Assignment: Return every line from the records below that has the word "origen".

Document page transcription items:

= Beginning of Section =

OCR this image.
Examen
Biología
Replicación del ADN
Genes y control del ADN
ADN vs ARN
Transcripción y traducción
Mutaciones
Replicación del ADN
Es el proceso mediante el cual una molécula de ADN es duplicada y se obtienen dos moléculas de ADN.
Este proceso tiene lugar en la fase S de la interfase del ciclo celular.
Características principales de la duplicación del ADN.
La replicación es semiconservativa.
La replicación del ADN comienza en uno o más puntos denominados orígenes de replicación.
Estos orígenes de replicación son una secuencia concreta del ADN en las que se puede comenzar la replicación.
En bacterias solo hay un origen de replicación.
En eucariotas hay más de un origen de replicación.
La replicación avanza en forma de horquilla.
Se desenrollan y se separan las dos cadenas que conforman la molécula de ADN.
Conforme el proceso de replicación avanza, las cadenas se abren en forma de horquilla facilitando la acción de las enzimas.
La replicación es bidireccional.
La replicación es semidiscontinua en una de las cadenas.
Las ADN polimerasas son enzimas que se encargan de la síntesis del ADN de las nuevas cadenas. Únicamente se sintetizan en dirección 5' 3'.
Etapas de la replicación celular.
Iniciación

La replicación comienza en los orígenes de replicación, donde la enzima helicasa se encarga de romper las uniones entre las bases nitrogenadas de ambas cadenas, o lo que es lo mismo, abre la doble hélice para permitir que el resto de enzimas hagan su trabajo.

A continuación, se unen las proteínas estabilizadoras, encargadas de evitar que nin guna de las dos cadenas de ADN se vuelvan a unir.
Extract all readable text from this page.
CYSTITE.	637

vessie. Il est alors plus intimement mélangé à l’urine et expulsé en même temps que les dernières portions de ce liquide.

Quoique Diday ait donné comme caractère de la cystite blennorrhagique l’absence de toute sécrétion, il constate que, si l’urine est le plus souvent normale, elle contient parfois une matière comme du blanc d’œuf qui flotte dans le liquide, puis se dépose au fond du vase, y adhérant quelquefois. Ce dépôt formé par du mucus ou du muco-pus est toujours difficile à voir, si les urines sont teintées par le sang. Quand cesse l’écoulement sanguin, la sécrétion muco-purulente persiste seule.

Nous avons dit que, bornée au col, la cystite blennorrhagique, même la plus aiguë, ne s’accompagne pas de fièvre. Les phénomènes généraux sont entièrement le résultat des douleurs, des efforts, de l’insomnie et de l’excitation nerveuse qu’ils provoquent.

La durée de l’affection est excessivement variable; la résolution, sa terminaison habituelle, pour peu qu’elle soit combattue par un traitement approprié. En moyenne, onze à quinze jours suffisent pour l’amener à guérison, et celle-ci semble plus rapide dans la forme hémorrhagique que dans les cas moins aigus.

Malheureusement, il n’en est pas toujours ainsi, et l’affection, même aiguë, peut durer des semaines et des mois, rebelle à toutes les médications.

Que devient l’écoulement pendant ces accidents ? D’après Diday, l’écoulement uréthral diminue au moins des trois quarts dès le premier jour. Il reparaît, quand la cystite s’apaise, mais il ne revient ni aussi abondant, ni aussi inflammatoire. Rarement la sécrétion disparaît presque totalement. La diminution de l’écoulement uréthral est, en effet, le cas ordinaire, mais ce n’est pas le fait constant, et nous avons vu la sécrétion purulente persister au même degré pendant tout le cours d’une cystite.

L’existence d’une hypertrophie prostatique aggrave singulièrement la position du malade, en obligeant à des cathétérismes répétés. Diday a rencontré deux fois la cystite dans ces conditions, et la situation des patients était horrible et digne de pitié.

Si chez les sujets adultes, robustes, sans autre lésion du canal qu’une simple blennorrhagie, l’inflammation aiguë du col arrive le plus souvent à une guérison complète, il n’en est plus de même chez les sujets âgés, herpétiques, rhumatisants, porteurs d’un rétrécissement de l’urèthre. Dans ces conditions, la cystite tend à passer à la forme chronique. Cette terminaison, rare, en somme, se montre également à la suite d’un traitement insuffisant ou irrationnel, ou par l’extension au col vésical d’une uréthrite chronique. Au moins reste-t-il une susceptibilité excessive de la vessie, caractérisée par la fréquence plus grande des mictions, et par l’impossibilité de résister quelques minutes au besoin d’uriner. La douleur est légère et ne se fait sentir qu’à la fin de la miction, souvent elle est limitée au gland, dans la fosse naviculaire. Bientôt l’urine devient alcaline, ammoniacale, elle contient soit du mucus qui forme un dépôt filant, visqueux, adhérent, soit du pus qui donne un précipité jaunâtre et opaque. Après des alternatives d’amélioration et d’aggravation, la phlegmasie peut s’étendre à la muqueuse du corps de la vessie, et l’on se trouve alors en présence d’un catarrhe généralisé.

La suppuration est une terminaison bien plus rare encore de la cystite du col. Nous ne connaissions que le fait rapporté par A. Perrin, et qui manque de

= End of Section =

Expected output:
En bacterias solo hay un origen de replicación.
En eucariotas hay más de un origen de replicación.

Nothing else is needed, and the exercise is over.